# [Short task]
Copy out all of the data exactly as it appears.

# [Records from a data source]
════
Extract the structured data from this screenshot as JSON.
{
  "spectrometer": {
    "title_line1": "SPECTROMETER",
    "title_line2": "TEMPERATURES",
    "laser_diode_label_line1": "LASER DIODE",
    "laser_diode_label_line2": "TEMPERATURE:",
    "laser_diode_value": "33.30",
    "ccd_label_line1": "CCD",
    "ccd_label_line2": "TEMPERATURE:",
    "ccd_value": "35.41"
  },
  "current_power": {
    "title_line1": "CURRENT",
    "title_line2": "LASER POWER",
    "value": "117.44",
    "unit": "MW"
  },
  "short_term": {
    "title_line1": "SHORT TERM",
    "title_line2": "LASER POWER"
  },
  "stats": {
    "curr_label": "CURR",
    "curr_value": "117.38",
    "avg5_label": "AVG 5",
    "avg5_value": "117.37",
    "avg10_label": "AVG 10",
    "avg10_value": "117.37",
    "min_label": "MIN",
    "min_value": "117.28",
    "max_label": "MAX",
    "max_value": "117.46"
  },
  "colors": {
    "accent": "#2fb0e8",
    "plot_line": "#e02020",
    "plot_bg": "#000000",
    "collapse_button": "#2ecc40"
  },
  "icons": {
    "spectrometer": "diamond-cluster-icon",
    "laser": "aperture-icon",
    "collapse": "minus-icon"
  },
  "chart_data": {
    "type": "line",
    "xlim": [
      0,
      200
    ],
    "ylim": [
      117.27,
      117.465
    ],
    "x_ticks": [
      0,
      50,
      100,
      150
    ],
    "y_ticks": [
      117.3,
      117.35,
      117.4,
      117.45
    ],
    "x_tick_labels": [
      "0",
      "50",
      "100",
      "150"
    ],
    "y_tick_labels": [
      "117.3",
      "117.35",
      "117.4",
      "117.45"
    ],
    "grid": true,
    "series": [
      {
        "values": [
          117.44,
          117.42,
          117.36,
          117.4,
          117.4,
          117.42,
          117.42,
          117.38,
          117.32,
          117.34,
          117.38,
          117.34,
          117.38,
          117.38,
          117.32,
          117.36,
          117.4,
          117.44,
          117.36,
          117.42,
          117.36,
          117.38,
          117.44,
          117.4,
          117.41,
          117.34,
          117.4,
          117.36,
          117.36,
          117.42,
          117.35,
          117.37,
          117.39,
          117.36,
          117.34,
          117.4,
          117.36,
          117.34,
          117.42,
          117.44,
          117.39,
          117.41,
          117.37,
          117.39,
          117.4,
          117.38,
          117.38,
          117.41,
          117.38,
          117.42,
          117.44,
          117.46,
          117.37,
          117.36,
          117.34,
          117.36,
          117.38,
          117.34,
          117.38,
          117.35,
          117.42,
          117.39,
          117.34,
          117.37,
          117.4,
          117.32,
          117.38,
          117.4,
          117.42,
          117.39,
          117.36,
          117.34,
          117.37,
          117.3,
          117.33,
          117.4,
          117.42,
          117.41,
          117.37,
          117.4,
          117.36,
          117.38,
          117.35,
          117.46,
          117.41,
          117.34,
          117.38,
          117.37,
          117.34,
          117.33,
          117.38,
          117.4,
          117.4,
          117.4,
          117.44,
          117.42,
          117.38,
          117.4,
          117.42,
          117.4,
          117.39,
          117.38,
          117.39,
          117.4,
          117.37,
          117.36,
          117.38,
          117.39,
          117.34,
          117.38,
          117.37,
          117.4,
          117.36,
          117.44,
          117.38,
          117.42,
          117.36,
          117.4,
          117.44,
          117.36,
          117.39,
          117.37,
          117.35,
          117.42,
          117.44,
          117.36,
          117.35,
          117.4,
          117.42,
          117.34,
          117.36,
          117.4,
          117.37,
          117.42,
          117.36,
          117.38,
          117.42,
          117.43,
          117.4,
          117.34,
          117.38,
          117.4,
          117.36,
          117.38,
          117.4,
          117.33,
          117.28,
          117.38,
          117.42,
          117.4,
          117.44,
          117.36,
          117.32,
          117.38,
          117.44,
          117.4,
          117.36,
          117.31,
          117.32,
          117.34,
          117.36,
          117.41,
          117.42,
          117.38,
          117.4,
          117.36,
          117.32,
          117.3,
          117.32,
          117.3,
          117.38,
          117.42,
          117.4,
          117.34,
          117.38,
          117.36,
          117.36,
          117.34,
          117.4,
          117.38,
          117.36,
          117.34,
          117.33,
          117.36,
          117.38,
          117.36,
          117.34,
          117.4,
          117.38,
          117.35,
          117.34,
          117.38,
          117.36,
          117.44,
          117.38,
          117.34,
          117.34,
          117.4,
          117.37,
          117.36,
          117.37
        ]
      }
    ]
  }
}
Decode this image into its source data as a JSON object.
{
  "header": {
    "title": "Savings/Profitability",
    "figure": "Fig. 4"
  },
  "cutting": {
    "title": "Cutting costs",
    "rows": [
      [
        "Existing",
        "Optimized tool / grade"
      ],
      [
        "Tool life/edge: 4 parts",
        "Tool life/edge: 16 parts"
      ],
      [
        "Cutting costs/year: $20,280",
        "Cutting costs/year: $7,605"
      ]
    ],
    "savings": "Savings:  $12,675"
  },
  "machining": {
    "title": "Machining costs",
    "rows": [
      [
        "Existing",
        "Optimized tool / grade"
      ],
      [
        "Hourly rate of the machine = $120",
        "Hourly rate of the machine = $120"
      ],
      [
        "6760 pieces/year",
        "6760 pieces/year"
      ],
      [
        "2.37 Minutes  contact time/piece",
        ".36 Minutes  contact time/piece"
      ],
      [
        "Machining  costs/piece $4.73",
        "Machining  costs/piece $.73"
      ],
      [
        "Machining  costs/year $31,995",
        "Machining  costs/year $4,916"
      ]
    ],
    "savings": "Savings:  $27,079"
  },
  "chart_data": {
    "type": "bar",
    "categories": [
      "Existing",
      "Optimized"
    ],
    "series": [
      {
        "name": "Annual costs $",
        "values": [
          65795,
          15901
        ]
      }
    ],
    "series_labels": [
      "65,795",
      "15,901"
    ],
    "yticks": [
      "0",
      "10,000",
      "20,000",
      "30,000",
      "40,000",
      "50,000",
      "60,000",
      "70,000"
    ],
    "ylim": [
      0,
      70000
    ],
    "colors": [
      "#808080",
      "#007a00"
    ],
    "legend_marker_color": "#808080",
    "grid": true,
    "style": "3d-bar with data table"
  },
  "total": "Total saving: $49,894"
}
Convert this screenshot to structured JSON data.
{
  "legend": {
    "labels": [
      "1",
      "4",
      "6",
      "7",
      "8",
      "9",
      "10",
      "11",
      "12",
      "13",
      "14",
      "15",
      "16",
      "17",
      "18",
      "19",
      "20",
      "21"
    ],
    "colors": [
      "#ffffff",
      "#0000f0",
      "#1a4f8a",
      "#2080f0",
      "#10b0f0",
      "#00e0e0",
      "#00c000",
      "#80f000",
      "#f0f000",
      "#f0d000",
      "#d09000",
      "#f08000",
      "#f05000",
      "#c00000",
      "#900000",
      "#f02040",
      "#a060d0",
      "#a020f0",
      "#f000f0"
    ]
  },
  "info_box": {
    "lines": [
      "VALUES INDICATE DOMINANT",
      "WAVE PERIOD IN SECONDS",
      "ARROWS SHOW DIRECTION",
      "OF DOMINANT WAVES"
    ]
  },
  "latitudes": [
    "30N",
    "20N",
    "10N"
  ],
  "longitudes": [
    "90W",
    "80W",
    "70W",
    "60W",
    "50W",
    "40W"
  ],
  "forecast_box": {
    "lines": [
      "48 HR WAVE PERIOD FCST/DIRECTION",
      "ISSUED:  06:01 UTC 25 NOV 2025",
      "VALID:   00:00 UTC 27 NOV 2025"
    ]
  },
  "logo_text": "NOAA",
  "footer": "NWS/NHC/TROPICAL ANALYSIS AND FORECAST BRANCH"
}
════
# [Final result]
Extract the structured data from this screenshot as JSON.
{
  "spectrometer": {
    "title_line1": "SPECTROMETER",
    "title_line2": "TEMPERATURES",
    "laser_diode_label_line1": "LASER DIODE",
    "laser_diode_label_line2": "TEMPERATURE:",
    "laser_diode_value": "33.30",
    "ccd_label_line1": "CCD",
    "ccd_label_line2": "TEMPERATURE:",
    "ccd_value": "35.41"
  },
  "current_power": {
    "title_line1": "CURRENT",
    "title_line2": "LASER POWER",
    "value": "117.44",
    "unit": "MW"
  },
  "short_term": {
    "title_line1": "SHORT TERM",
    "title_line2": "LASER POWER"
  },
  "stats": {
    "curr_label": "CURR",
    "curr_value": "117.38",
    "avg5_label": "AVG 5",
    "avg5_value": "117.37",
    "avg10_label": "AVG 10",
    "avg10_value": "117.37",
    "min_label": "MIN",
    "min_value": "117.28",
    "max_label": "MAX",
    "max_value": "117.46"
  },
  "colors": {
    "accent": "#2fb0e8",
    "plot_line": "#e02020",
    "plot_bg": "#000000",
    "collapse_button": "#2ecc40"
  },
  "icons": {
    "spectrometer": "diamond-cluster-icon",
    "laser": "aperture-icon",
    "collapse": "minus-icon"
  },
  "chart_data": {
    "type": "line",
    "xlim": [
      0,
      200
    ],
    "ylim": [
      117.27,
      117.465
    ],
    "x_ticks": [
      0,
      50,
      100,
      150
    ],
    "y_ticks": [
      117.3,
      117.35,
      117.4,
      117.45
    ],
    "x_tick_labels": [
      "0",
      "50",
      "100",
      "150"
    ],
    "y_tick_labels": [
      "117.3",
      "117.35",
      "117.4",
      "117.45"
    ],
    "grid": true,
    "series": [
      {
        "values": [
          117.44,
          117.42,
          117.36,
          117.4,
          117.4,
          117.42,
          117.42,
          117.38,
          117.32,
          117.34,
          117.38,
          117.34,
          117.38,
          117.38,
          117.32,
          117.36,
          117.4,
          117.44,
          117.36,
          117.42,
          117.36,
          117.38,
          117.44,
          117.4,
          117.41,
          117.34,
          117.4,
          117.36,
          117.36,
          117.42,
          117.35,
          117.37,
          117.39,
          117.36,
          117.34,
          117.4,
          117.36,
          117.34,
          117.42,
          117.44,
          117.39,
          117.41,
          117.37,
          117.39,
          117.4,
          117.38,
          117.38,
          117.41,
          117.38,
          117.42,
          117.44,
          117.46,
          117.37,
          117.36,
          117.34,
          117.36,
          117.38,
          117.34,
          117.38,
          117.35,
          117.42,
          117.39,
          117.34,
          117.37,
          117.4,
          117.32,
          117.38,
          117.4,
          117.42,
          117.39,
          117.36,
          117.34,
          117.37,
          117.3,
          117.33,
          117.4,
          117.42,
          117.41,
          117.37,
          117.4,
          117.36,
          117.38,
          117.35,
          117.46,
          117.41,
          117.34,
          117.38,
          117.37,
          117.34,
          117.33,
          117.38,
          117.4,
          117.4,
          117.4,
          117.44,
          117.42,
          117.38,
          117.4,
          117.42,
          117.4,
          117.39,
          117.38,
          117.39,
          117.4,
          117.37,
          117.36,
          117.38,
          117.39,
          117.34,
          117.38,
          117.37,
          117.4,
          117.36,
          117.44,
          117.38,
          117.42,
          117.36,
          117.4,
          117.44,
          117.36,
          117.39,
          117.37,
          117.35,
          117.42,
          117.44,
          117.36,
          117.35,
          117.4,
          117.42,
          117.34,
          117.36,
          117.4,
          117.37,
          117.42,
          117.36,
          117.38,
          117.42,
          117.43,
          117.4,
          117.34,
          117.38,
          117.4,
          117.36,
          117.38,
          117.4,
          117.33,
          117.28,
          117.38,
          117.42,
          117.4,
          117.44,
          117.36,
          117.32,
          117.38,
          117.44,
          117.4,
          117.36,
          117.31,
          117.32,
          117.34,
          117.36,
          117.41,
          117.42,
          117.38,
          117.4,
          117.36,
          117.32,
          117.3,
          117.32,
          117.3,
          117.38,
          117.42,
          117.4,
          117.34,
          117.38,
          117.36,
          117.36,
          117.34,
          117.4,
          117.38,
          117.36,
          117.34,
          117.33,
          117.36,
          117.38,
          117.36,
          117.34,
          117.4,
          117.38,
          117.35,
          117.34,
          117.38,
          117.36,
          117.44,
          117.38,
          117.34,
          117.34,
          117.4,
          117.37,
          117.36,
          117.37
        ]
      }
    ]
  }
}
Decode this image into its source data as a JSON object.
{
  "header": {
    "title": "Savings/Profitability",
    "figure": "Fig. 4"
  },
  "cutting": {
    "title": "Cutting costs",
    "rows": [
      [
        "Existing",
        "Optimized tool / grade"
      ],
      [
        "Tool life/edge: 4 parts",
        "Tool life/edge: 16 parts"
      ],
      [
        "Cutting costs/year: $20,280",
        "Cutting costs/year: $7,605"
      ]
    ],
    "savings": "Savings:  $12,675"
  },
  "machining": {
    "title": "Machining costs",
    "rows": [
      [
        "Existing",
        "Optimized tool / grade"
      ],
      [
        "Hourly rate of the machine = $120",
        "Hourly rate of the machine = $120"
      ],
      [
        "6760 pieces/year",
        "6760 pieces/year"
      ],
      [
        "2.37 Minutes  contact time/piece",
        ".36 Minutes  contact time/piece"
      ],
      [
        "Machining  costs/piece $4.73",
        "Machining  costs/piece $.73"
      ],
      [
        "Machining  costs/year $31,995",
        "Machining  costs/year $4,916"
      ]
    ],
    "savings": "Savings:  $27,079"
  },
  "chart_data": {
    "type": "bar",
    "categories": [
      "Existing",
      "Optimized"
    ],
    "series": [
      {
        "name": "Annual costs $",
        "values": [
          65795,
          15901
        ]
      }
    ],
    "series_labels": [
      "65,795",
      "15,901"
    ],
    "yticks": [
      "0",
      "10,000",
      "20,000",
      "30,000",
      "40,000",
      "50,000",
      "60,000",
      "70,000"
    ],
    "ylim": [
      0,
      70000
    ],
    "colors": [
      "#808080",
      "#007a00"
    ],
    "legend_marker_color": "#808080",
    "grid": true,
    "style": "3d-bar with data table"
  },
  "total": "Total saving: $49,894"
}
Convert this screenshot to structured JSON data.
{
  "legend": {
    "labels": [
      "1",
      "4",
      "6",
      "7",
      "8",
      "9",
      "10",
      "11",
      "12",
      "13",
      "14",
      "15",
      "16",
      "17",
      "18",
      "19",
      "20",
      "21"
    ],
    "colors": [
      "#ffffff",
      "#0000f0",
      "#1a4f8a",
      "#2080f0",
      "#10b0f0",
      "#00e0e0",
      "#00c000",
      "#80f000",
      "#f0f000",
      "#f0d000",
      "#d09000",
      "#f08000",
      "#f05000",
      "#c00000",
      "#900000",
      "#f02040",
      "#a060d0",
      "#a020f0",
      "#f000f0"
    ]
  },
  "info_box": {
    "lines": [
      "VALUES INDICATE DOMINANT",
      "WAVE PERIOD IN SECONDS",
      "ARROWS SHOW DIRECTION",
      "OF DOMINANT WAVES"
    ]
  },
  "latitudes": [
    "30N",
    "20N",
    "10N"
  ],
  "longitudes": [
    "90W",
    "80W",
    "70W",
    "60W",
    "50W",
    "40W"
  ],
  "forecast_box": {
    "lines": [
      "48 HR WAVE PERIOD FCST/DIRECTION",
      "ISSUED:  06:01 UTC 25 NOV 2025",
      "VALID:   00:00 UTC 27 NOV 2025"
    ]
  },
  "logo_text": "NOAA",
  "footer": "NWS/NHC/TROPICAL ANALYSIS AND FORECAST BRANCH"
}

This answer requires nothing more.